[START OF Records to use]

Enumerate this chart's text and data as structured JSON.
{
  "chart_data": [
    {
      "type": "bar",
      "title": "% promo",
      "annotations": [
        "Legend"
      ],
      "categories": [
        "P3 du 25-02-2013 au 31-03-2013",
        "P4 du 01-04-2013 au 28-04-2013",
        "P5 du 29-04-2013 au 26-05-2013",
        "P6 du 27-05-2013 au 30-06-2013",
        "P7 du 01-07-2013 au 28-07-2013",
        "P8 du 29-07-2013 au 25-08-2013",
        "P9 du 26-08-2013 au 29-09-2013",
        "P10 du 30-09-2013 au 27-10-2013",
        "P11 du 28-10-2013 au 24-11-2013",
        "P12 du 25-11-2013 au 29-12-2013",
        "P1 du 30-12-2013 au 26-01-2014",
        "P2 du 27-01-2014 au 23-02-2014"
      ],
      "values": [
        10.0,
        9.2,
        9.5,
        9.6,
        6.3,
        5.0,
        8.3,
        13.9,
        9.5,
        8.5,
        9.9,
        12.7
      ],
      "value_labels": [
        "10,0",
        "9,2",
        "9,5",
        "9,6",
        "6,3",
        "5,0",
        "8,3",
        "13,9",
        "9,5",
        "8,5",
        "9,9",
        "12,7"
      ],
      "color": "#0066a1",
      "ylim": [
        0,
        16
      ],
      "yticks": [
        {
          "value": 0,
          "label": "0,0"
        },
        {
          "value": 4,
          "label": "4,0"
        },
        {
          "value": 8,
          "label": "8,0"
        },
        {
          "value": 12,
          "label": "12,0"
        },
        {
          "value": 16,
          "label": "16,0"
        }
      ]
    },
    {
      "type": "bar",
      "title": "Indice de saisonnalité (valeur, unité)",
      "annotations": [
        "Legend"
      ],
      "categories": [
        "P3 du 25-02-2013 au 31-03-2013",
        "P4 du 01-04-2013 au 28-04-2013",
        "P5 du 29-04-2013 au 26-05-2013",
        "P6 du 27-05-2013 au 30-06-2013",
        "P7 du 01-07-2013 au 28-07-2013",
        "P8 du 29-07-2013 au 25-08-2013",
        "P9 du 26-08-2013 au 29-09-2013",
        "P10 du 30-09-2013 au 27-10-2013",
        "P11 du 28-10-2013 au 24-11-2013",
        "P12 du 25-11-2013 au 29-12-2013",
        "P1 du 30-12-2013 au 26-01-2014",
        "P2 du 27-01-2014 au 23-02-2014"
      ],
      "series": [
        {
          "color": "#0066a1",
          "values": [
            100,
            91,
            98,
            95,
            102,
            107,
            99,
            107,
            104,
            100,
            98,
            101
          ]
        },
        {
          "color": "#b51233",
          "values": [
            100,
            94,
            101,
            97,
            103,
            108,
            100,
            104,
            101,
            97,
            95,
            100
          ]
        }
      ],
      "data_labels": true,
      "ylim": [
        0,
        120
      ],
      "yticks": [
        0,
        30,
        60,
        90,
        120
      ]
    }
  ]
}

[END OF Records to use]

**Short task**.
Repeat every record exactly as written, please.

**The result**.
Enumerate this chart's text and data as structured JSON.
{
  "chart_data": [
    {
      "type": "bar",
      "title": "% promo",
      "annotations": [
        "Legend"
      ],
      "categories": [
        "P3 du 25-02-2013 au 31-03-2013",
        "P4 du 01-04-2013 au 28-04-2013",
        "P5 du 29-04-2013 au 26-05-2013",
        "P6 du 27-05-2013 au 30-06-2013",
        "P7 du 01-07-2013 au 28-07-2013",
        "P8 du 29-07-2013 au 25-08-2013",
        "P9 du 26-08-2013 au 29-09-2013",
        "P10 du 30-09-2013 au 27-10-2013",
        "P11 du 28-10-2013 au 24-11-2013",
        "P12 du 25-11-2013 au 29-12-2013",
        "P1 du 30-12-2013 au 26-01-2014",
        "P2 du 27-01-2014 au 23-02-2014"
      ],
      "values": [
        10.0,
        9.2,
        9.5,
        9.6,
        6.3,
        5.0,
        8.3,
        13.9,
        9.5,
        8.5,
        9.9,
        12.7
      ],
      "value_labels": [
        "10,0",
        "9,2",
        "9,5",
        "9,6",
        "6,3",
        "5,0",
        "8,3",
        "13,9",
        "9,5",
        "8,5",
        "9,9",
        "12,7"
      ],
      "color": "#0066a1",
      "ylim": [
        0,
        16
      ],
      "yticks": [
        {
          "value": 0,
          "label": "0,0"
        },
        {
          "value": 4,
          "label": "4,0"
        },
        {
          "value": 8,
          "label": "8,0"
        },
        {
          "value": 12,
          "label": "12,0"
        },
        {
          "value": 16,
          "label": "16,0"
        }
      ]
    },
    {
      "type": "bar",
      "title": "Indice de saisonnalité (valeur, unité)",
      "annotations": [
        "Legend"
      ],
      "categories": [
        "P3 du 25-02-2013 au 31-03-2013",
        "P4 du 01-04-2013 au 28-04-2013",
        "P5 du 29-04-2013 au 26-05-2013",
        "P6 du 27-05-2013 au 30-06-2013",
        "P7 du 01-07-2013 au 28-07-2013",
        "P8 du 29-07-2013 au 25-08-2013",
        "P9 du 26-08-2013 au 29-09-2013",
        "P10 du 30-09-2013 au 27-10-2013",
        "P11 du 28-10-2013 au 24-11-2013",
        "P12 du 25-11-2013 au 29-12-2013",
        "P1 du 30-12-2013 au 26-01-2014",
        "P2 du 27-01-2014 au 23-02-2014"
      ],
      "series": [
        {
          "color": "#0066a1",
          "values": [
            100,
            91,
            98,
            95,
            102,
            107,
            99,
            107,
            104,
            100,
            98,
            101
          ]
        },
        {
          "color": "#b51233",
          "values": [
            100,
            94,
            101,
            97,
            103,
            108,
            100,
            104,
            101,
            97,
            95,
            100
          ]
        }
      ],
      "data_labels": true,
      "ylim": [
        0,
        120
      ],
      "yticks": [
        0,
        30,
        60,
        90,
        120
      ]
    }
  ]
}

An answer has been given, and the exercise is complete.